▶ **Data for this exercise**

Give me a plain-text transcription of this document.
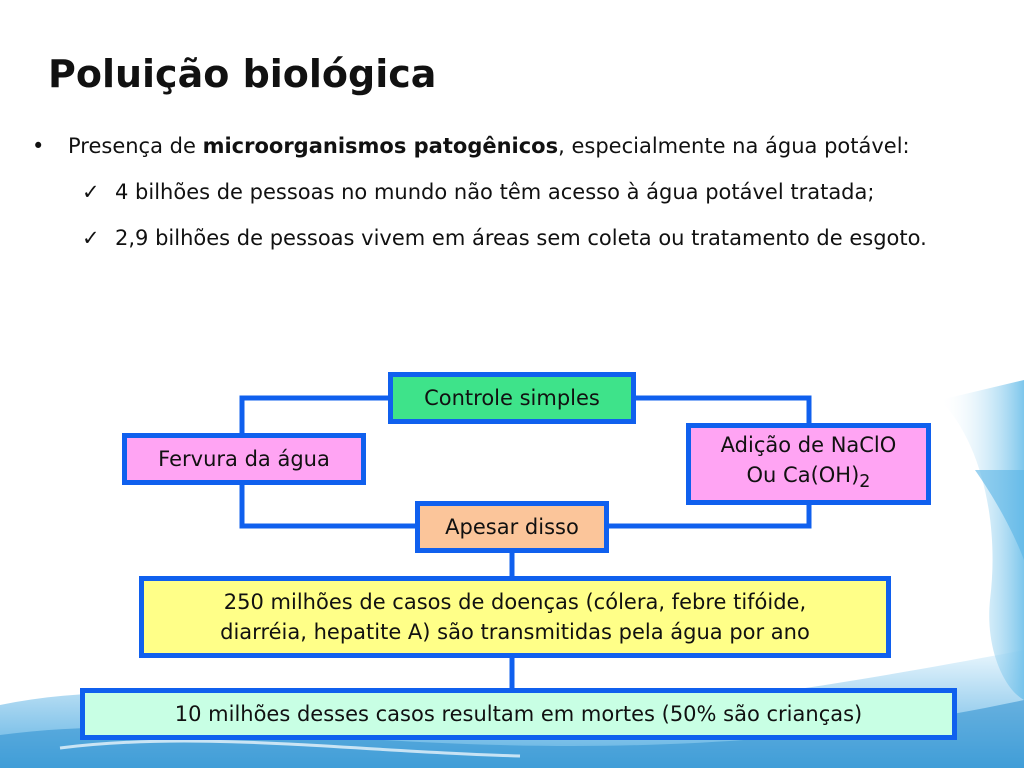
Poluição biológica
• Presença de microorganismos patogênicos, especialmente na água potável:
✓ 4 bilhões de pessoas no mundo não têm acesso à água potável tratada;
✓ 2,9 bilhões de pessoas vivem em áreas sem coleta ou tratamento de esgoto.
Controle simples
Fervura da água
Adição de NaClO
Ou $Ca(OH)_2$
Apesar disso
250 milhões de casos de doenças (cólera, febre tifóide,
diarréia, hepatite A) são transmitidas pela água por ano
10 milhões desses casos resultam em mortes (50% são crianças)
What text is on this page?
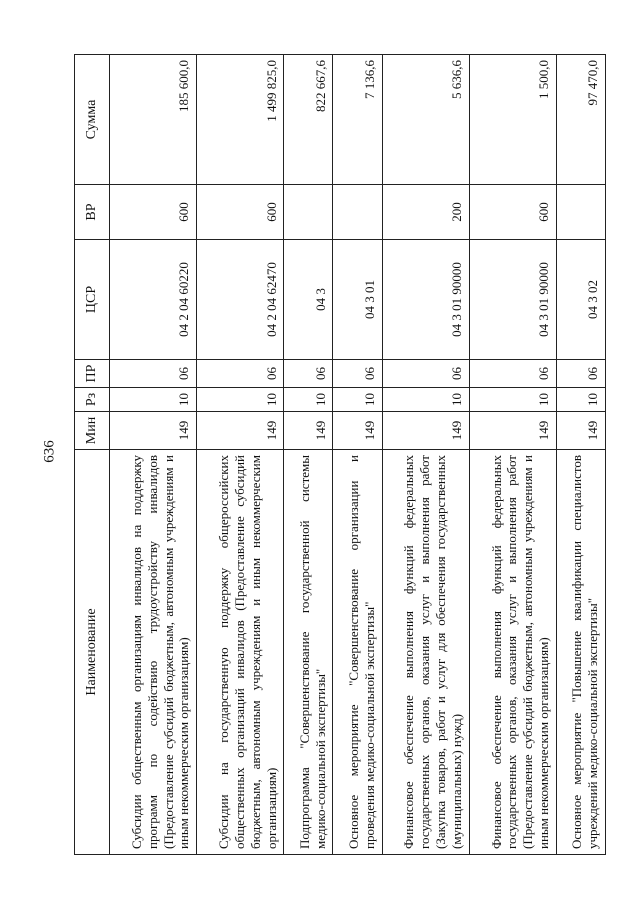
636
Наименование	Мин	Рз	ПР	ЦСР	ВР	Сумма
Субсидии общественным организациям инвалидов на поддержку программ по содействию трудоустройству инвалидов (Предоставление субсидий бюджетным, автономным учреждениям и иным некоммерческим организациям)	149	10	06	04 2 04 60220	600	185 600,0
Субсидии на государственную поддержку общероссийских общественных организаций инвалидов (Предоставление субсидий бюджетным, автономным учреждениям и иным некоммерческим организациям)	149	10	06	04 2 04 62470	600	1 499 825,0
Подпрограмма "Совершенствование государственной системы медико-социальной экспертизы"	149	10	06	04 3		822 667,6
Основное мероприятие "Совершенствование организации и проведения медико-социальной экспертизы"	149	10	06	04 3 01		7 136,6
Финансовое обеспечение выполнения функций федеральных государственных органов, оказания услуг и выполнения работ (Закупка товаров, работ и услуг для обеспечения государственных (муниципальных) нужд)	149	10	06	04 3 01 90000	200	5 636,6
Финансовое обеспечение выполнения функций федеральных государственных органов, оказания услуг и выполнения работ (Предоставление субсидий бюджетным, автономным учреждениям и иным некоммерческим организациям)	149	10	06	04 3 01 90000	600	1 500,0
Основное мероприятие "Повышение квалификации специалистов учреждений медико-социальной экспертизы"	149	10	06	04 3 02		97 470,0
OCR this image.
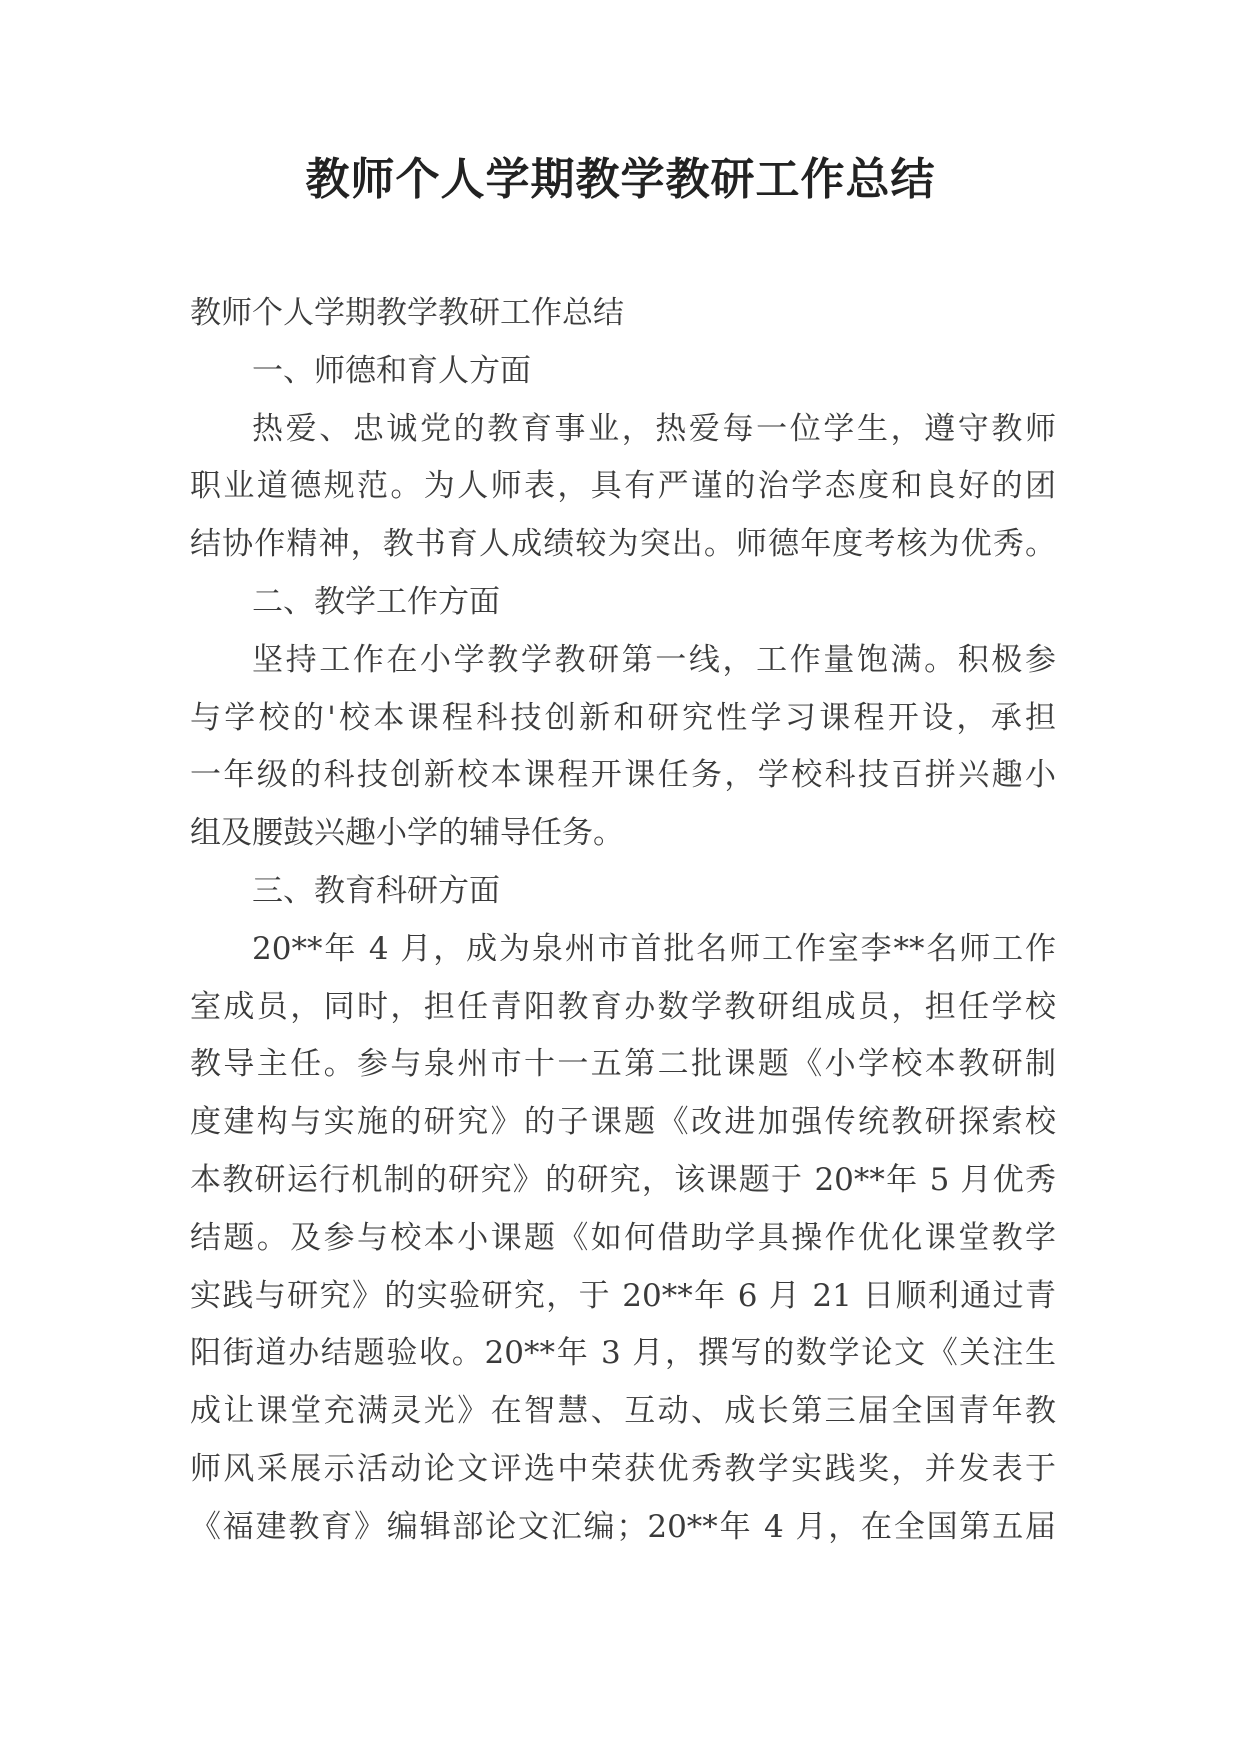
教师个人学期教学教研工作总结
教师个人学期教学教研工作总结
一、师德和育人方面
热爱、忠诚党的教育事业，热爱每一位学生，遵守教师
职业道德规范。为人师表，具有严谨的治学态度和良好的团
结协作精神，教书育人成绩较为突出。师德年度考核为优秀。
二、教学工作方面
坚持工作在小学教学教研第一线，工作量饱满。积极参
与学校的'校本课程科技创新和研究性学习课程开设，承担
一年级的科技创新校本课程开课任务，学校科技百拼兴趣小
组及腰鼓兴趣小学的辅导任务。
三、教育科研方面
20**年 4 月，成为泉州市首批名师工作室李**名师工作
室成员，同时，担任青阳教育办数学教研组成员，担任学校
教导主任。参与泉州市十一五第二批课题《小学校本教研制
度建构与实施的研究》的子课题《改进加强传统教研探索校
本教研运行机制的研究》的研究，该课题于 20**年 5 月优秀
结题。及参与校本小课题《如何借助学具操作优化课堂教学
实践与研究》的实验研究，于 20**年 6 月 21 日顺利通过青
阳街道办结题验收。20**年 3 月，撰写的数学论文《关注生
成让课堂充满灵光》在智慧、互动、成长第三届全国青年教
师风采展示活动论文评选中荣获优秀教学实践奖，并发表于
《福建教育》编辑部论文汇编；20**年 4 月，在全国第五届
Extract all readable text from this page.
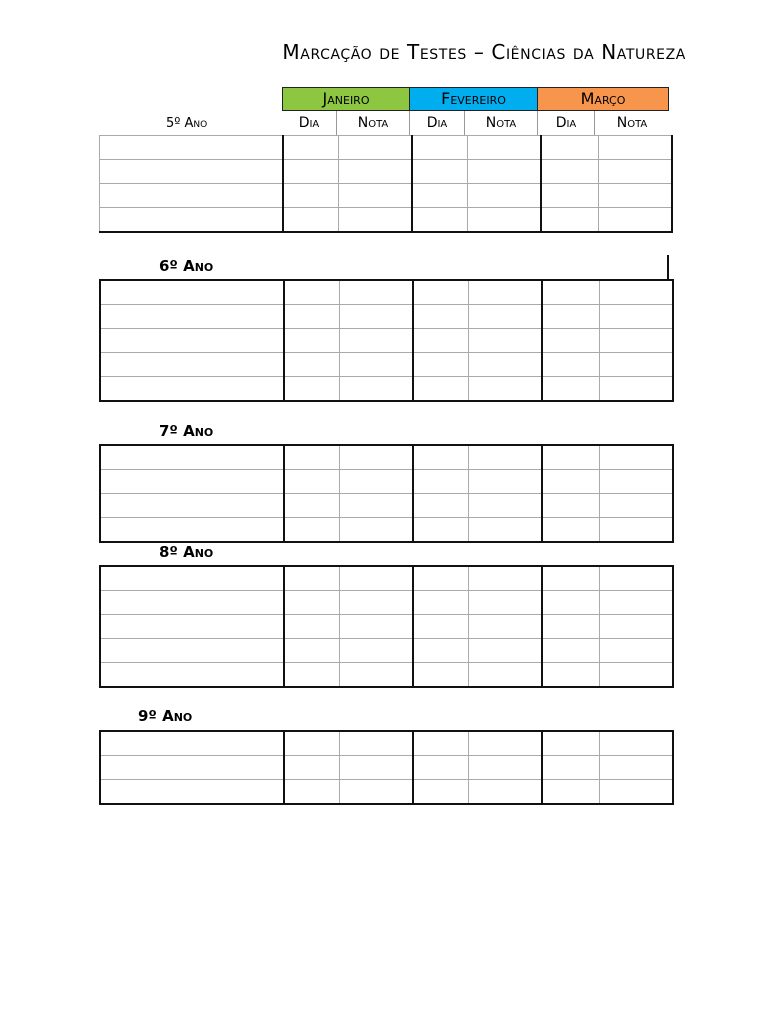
Marcação de Testes – Ciências da Natureza
Janeiro	Fevereiro	Março
5º Ano	Dia	Nota	Dia	Nota	Dia	Nota

6º Ano

7º Ano

8º Ano

9º Ano
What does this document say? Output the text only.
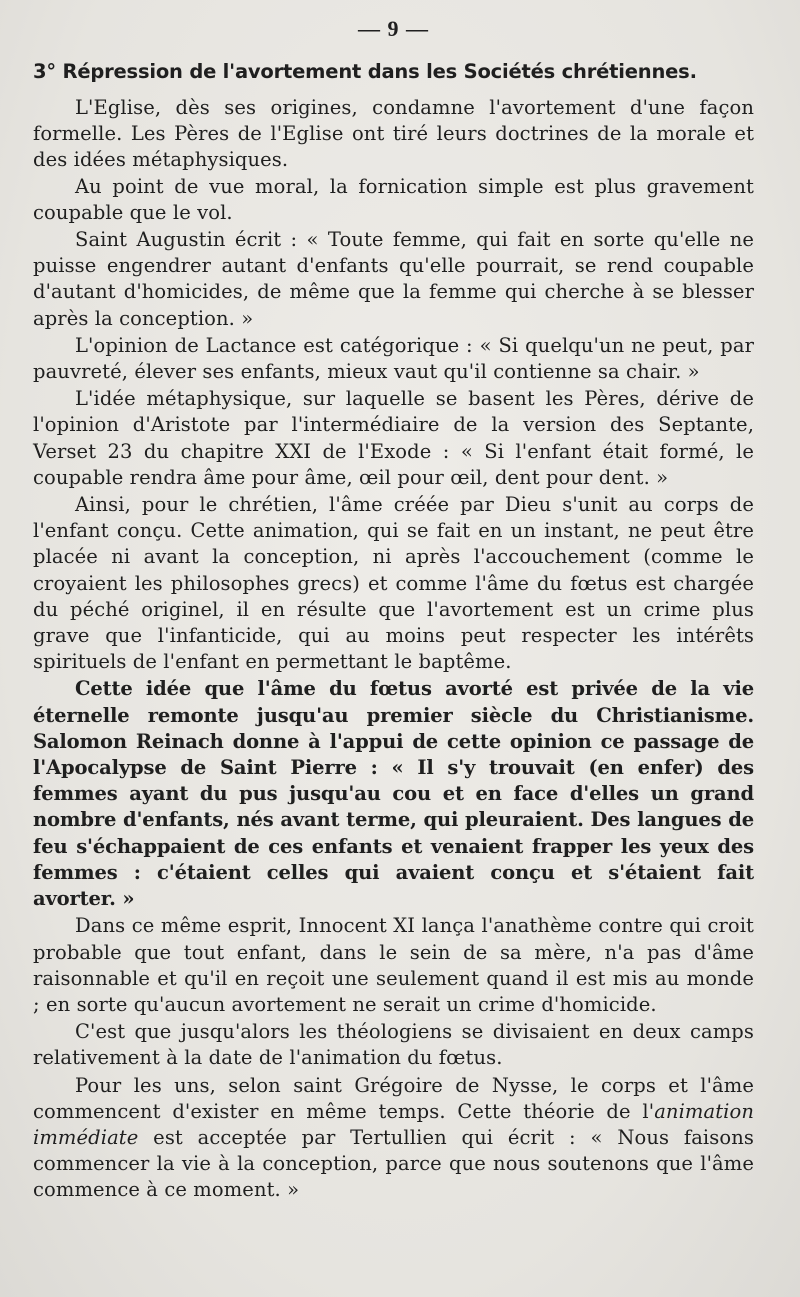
— 9 —
3° Répression de l'avortement dans les Sociétés chrétiennes.

L'Eglise, dès ses origines, condamne l'avortement d'une façon formelle. Les Pères de l'Eglise ont tiré leurs doctrines de la morale et des idées métaphysiques.

Au point de vue moral, la fornication simple est plus gravement coupable que le vol.

Saint Augustin écrit : « Toute femme, qui fait en sorte qu'elle ne puisse engendrer autant d'enfants qu'elle pourrait, se rend coupable d'autant d'homicides, de même que la femme qui cherche à se blesser après la conception. »

L'opinion de Lactance est catégorique : « Si quelqu'un ne peut, par pauvreté, élever ses enfants, mieux vaut qu'il contienne sa chair. »

L'idée métaphysique, sur laquelle se basent les Pères, dérive de l'opinion d'Aristote par l'intermédiaire de la version des Septante, Verset 23 du chapitre XXI de l'Exode : « Si l'enfant était formé, le coupable rendra âme pour âme, œil pour œil, dent pour dent. »

Ainsi, pour le chrétien, l'âme créée par Dieu s'unit au corps de l'enfant conçu. Cette animation, qui se fait en un instant, ne peut être placée ni avant la conception, ni après l'accouchement (comme le croyaient les philosophes grecs) et comme l'âme du fœtus est chargée du péché originel, il en résulte que l'avortement est un crime plus grave que l'infanticide, qui au moins peut respecter les intérêts spirituels de l'enfant en permettant le baptême.

Cette idée que l'âme du fœtus avorté est privée de la vie éternelle remonte jusqu'au premier siècle du Christianisme. Salomon Reinach donne à l'appui de cette opinion ce passage de l'Apocalypse de Saint Pierre : « Il s'y trouvait (en enfer) des femmes ayant du pus jusqu'au cou et en face d'elles un grand nombre d'enfants, nés avant terme, qui pleuraient. Des langues de feu s'échappaient de ces enfants et venaient frapper les yeux des femmes : c'étaient celles qui avaient conçu et s'étaient fait avorter. »

Dans ce même esprit, Innocent XI lança l'anathème contre qui croit probable que tout enfant, dans le sein de sa mère, n'a pas d'âme raisonnable et qu'il en reçoit une seulement quand il est mis au monde ; en sorte qu'aucun avortement ne serait un crime d'homicide.

C'est que jusqu'alors les théologiens se divisaient en deux camps relativement à la date de l'animation du fœtus.

Pour les uns, selon saint Grégoire de Nysse, le corps et l'âme commencent d'exister en même temps. Cette théorie de l'animation immédiate est acceptée par Tertullien qui écrit : « Nous faisons commencer la vie à la conception, parce que nous soutenons que l'âme commence à ce moment. »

▶ **To be done**
Every entry should be returned exactly as written, minus the pictures.

▶ **Solution**
Give me a plain-text transcription of this document.
Poluição biológica
• Presença de microorganismos patogênicos, especialmente na água potável:
✓ 4 bilhões de pessoas no mundo não têm acesso à água potável tratada;
✓ 2,9 bilhões de pessoas vivem em áreas sem coleta ou tratamento de esgoto.
Controle simples
Fervura da água
Adição de NaClO
Ou $Ca(OH)_2$
Apesar disso
250 milhões de casos de doenças (cólera, febre tifóide,
diarréia, hepatite A) são transmitidas pela água por ano
10 milhões desses casos resultam em mortes (50% são crianças)
What text is on this page?
636
Наименование	Мин	Рз	ПР	ЦСР	ВР	Сумма
Субсидии общественным организациям инвалидов на поддержку программ по содействию трудоустройству инвалидов (Предоставление субсидий бюджетным, автономным учреждениям и иным некоммерческим организациям)	149	10	06	04 2 04 60220	600	185 600,0
Субсидии на государственную поддержку общероссийских общественных организаций инвалидов (Предоставление субсидий бюджетным, автономным учреждениям и иным некоммерческим организациям)	149	10	06	04 2 04 62470	600	1 499 825,0
Подпрограмма "Совершенствование государственной системы медико-социальной экспертизы"	149	10	06	04 3		822 667,6
Основное мероприятие "Совершенствование организации и проведения медико-социальной экспертизы"	149	10	06	04 3 01		7 136,6
Финансовое обеспечение выполнения функций федеральных государственных органов, оказания услуг и выполнения работ (Закупка товаров, работ и услуг для обеспечения государственных (муниципальных) нужд)	149	10	06	04 3 01 90000	200	5 636,6
Финансовое обеспечение выполнения функций федеральных государственных органов, оказания услуг и выполнения работ (Предоставление субсидий бюджетным, автономным учреждениям и иным некоммерческим организациям)	149	10	06	04 3 01 90000	600	1 500,0
Основное мероприятие "Повышение квалификации специалистов учреждений медико-социальной экспертизы"	149	10	06	04 3 02		97 470,0
OCR this image.
教师个人学期教学教研工作总结
教师个人学期教学教研工作总结
一、师德和育人方面
热爱、忠诚党的教育事业，热爱每一位学生，遵守教师
职业道德规范。为人师表，具有严谨的治学态度和良好的团
结协作精神，教书育人成绩较为突出。师德年度考核为优秀。
二、教学工作方面
坚持工作在小学教学教研第一线，工作量饱满。积极参
与学校的'校本课程科技创新和研究性学习课程开设，承担
一年级的科技创新校本课程开课任务，学校科技百拼兴趣小
组及腰鼓兴趣小学的辅导任务。
三、教育科研方面
20**年 4 月，成为泉州市首批名师工作室李**名师工作
室成员，同时，担任青阳教育办数学教研组成员，担任学校
教导主任。参与泉州市十一五第二批课题《小学校本教研制
度建构与实施的研究》的子课题《改进加强传统教研探索校
本教研运行机制的研究》的研究，该课题于 20**年 5 月优秀
结题。及参与校本小课题《如何借助学具操作优化课堂教学
实践与研究》的实验研究，于 20**年 6 月 21 日顺利通过青
阳街道办结题验收。20**年 3 月，撰写的数学论文《关注生
成让课堂充满灵光》在智慧、互动、成长第三届全国青年教
师风采展示活动论文评选中荣获优秀教学实践奖，并发表于
《福建教育》编辑部论文汇编；20**年 4 月，在全国第五届
Extract all readable text from this page.
Marcação de Testes – Ciências da Natureza
Janeiro	Fevereiro	Março
5º Ano	Dia	Nota	Dia	Nota	Dia	Nota

6º Ano

7º Ano

8º Ano

9º Ano
What does this document say? Output the text only.
— 9 —
3° Répression de l'avortement dans les Sociétés chrétiennes.

L'Eglise, dès ses origines, condamne l'avortement d'une façon formelle. Les Pères de l'Eglise ont tiré leurs doctrines de la morale et des idées métaphysiques.

Au point de vue moral, la fornication simple est plus gravement coupable que le vol.

Saint Augustin écrit : « Toute femme, qui fait en sorte qu'elle ne puisse engendrer autant d'enfants qu'elle pourrait, se rend coupable d'autant d'homicides, de même que la femme qui cherche à se blesser après la conception. »

L'opinion de Lactance est catégorique : « Si quelqu'un ne peut, par pauvreté, élever ses enfants, mieux vaut qu'il contienne sa chair. »

L'idée métaphysique, sur laquelle se basent les Pères, dérive de l'opinion d'Aristote par l'intermédiaire de la version des Septante, Verset 23 du chapitre XXI de l'Exode : « Si l'enfant était formé, le coupable rendra âme pour âme, œil pour œil, dent pour dent. »

Ainsi, pour le chrétien, l'âme créée par Dieu s'unit au corps de l'enfant conçu. Cette animation, qui se fait en un instant, ne peut être placée ni avant la conception, ni après l'accouchement (comme le croyaient les philosophes grecs) et comme l'âme du fœtus est chargée du péché originel, il en résulte que l'avortement est un crime plus grave que l'infanticide, qui au moins peut respecter les intérêts spirituels de l'enfant en permettant le baptême.

Cette idée que l'âme du fœtus avorté est privée de la vie éternelle remonte jusqu'au premier siècle du Christianisme. Salomon Reinach donne à l'appui de cette opinion ce passage de l'Apocalypse de Saint Pierre : « Il s'y trouvait (en enfer) des femmes ayant du pus jusqu'au cou et en face d'elles un grand nombre d'enfants, nés avant terme, qui pleuraient. Des langues de feu s'échappaient de ces enfants et venaient frapper les yeux des femmes : c'étaient celles qui avaient conçu et s'étaient fait avorter. »

Dans ce même esprit, Innocent XI lança l'anathème contre qui croit probable que tout enfant, dans le sein de sa mère, n'a pas d'âme raisonnable et qu'il en reçoit une seulement quand il est mis au monde ; en sorte qu'aucun avortement ne serait un crime d'homicide.

C'est que jusqu'alors les théologiens se divisaient en deux camps relativement à la date de l'animation du fœtus.

Pour les uns, selon saint Grégoire de Nysse, le corps et l'âme commencent d'exister en même temps. Cette théorie de l'animation immédiate est acceptée par Tertullien qui écrit : « Nous faisons commencer la vie à la conception, parce que nous soutenons que l'âme commence à ce moment. »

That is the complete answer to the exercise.